──────── Excerpted passage
Somebody posted that link a couple of weeks ago - I though it was going to be the next DNF, because they have tried to film it for 35 years now.

But no, this time its for real.


If anyone is planning preordering via this link, here is how to do it to get the lowest possible price:

Don't apply the coupon code. You actually get it for a lower price if you just add it to your cart and checkout as normal. There is an extra deal going on right now that lowers the price another 5% on orders over $55. Applying the coupon cancels this extra deal.

You end up getting the book for $149.99 vs $162.49 if you use the coupon. Great deal, and 50 dollars lower than amazon's preorder price.


Is this the expurgated version or does it include the missing information about Dho-Nha curves and other occult matters?


Meanwhile, the electrical engineers have been waiting for Art of Electronics v3 for a decade... "its coming out real soon, its being edited right now!"


Ha! I've been wondering for years if they would do a third edition. You've given me hope.


It's amusing that they're releasing a box set for Volumes 1-4A, although I suppose it took longer to get Volume 4A to press than the entirety of the Harry Potter series (and they released a boxed set after pretty much every volume of HP).

That's by far the best price I've seen for the collected volumes though.


Have there been any fascicles published for volume 4B?


No. In fact, there haven't been any pre-fascicles (electronic drafts) released yet, either.


TAOCP site http://www-cs-faculty.stanford.edu/~uno/taocp.html now estimates volume 5 will come out in 2020, and there are already links to errata in volume 4A


I wouldn't want to be the publisher betting on a 73 year old with a history of missing deadlines hitting one in nine years time.

And then, from the site:

---

After Volume 5 has been completed, I will revise Volumes 1--3 again to bring them up to date. In particular, the new material for those volumes that has been issued in beta-test fascicles will be incorporated at that time.

Then I will publish a ``reader's digest'' edition of Volumes 1--5, condensing the most important material into a single book.

And after Volumes 1--5 are done, God willing, I plan to publish Volume 6 (the theory of context-free languages) and Volume 7 (Compiler techniques), but only if the things I want to say about those topics are still relevant and still haven't been said. Volumes 1--5 represent the central core of computer programming for sequential machines; the subjects of Volumes 6 and 7 are important but more specialized. ---

Which would all be wonderful, but seems possibly overoptimistic. Sadly.


The current errata for volume 4A has 2 items: 1) he left off the left quotation mark around an equation in one place, 2) one entry in the index should be changed.

So people shouldn’t worry too much yet about the book being full of errors. :)


Color me surprised, I didn't know that InformIT was the publisher now. I guess I gotta get out more. I think I bought mine in the 80's (paid $43.95 for vol 1, list price).

Dang, I've been waiting a while for vol 4.


Color you confused, actually. Addison-Wesley is the publisher, as they have always been. They are a subsidiary of Pearson, as is InformIT.

But feel free to get out more, anyway.


Thanks for your helpful comment. But it looks rather like Addison-Wesley Professional exists only as a brand name now, and as a publisher they seem to have been fully absorbed, and their former offices gone some time ago by what I now gather.
────────────────
──────── Dataset excerpt
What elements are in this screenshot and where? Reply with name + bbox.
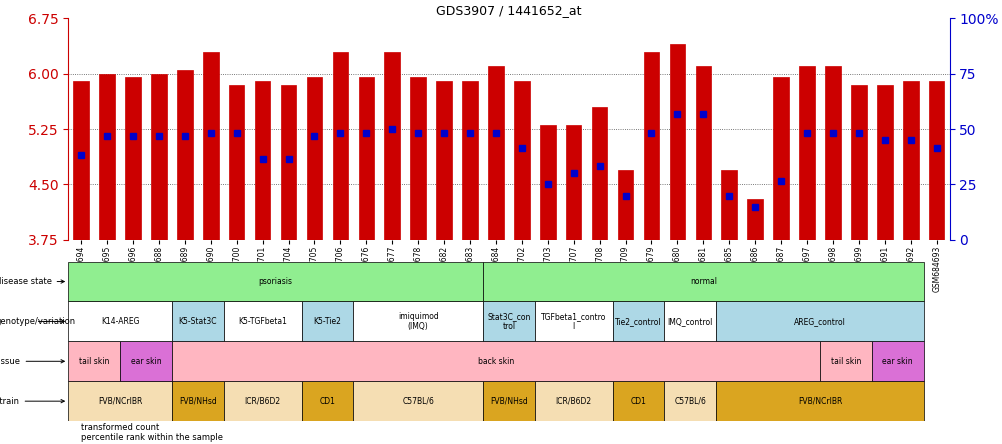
────────────────
**Your goal**.
Answer these questions from the discussion:
1. What price does the discussion give for the book when the coupon code is applied?
2. What subject is Volume 6 planned to cover?
3. Which publisher does the discussion name as having always published the volumes?

**Solution below**.
1. $162.49
2. The theory of context-free languages
3. Addison-Wesley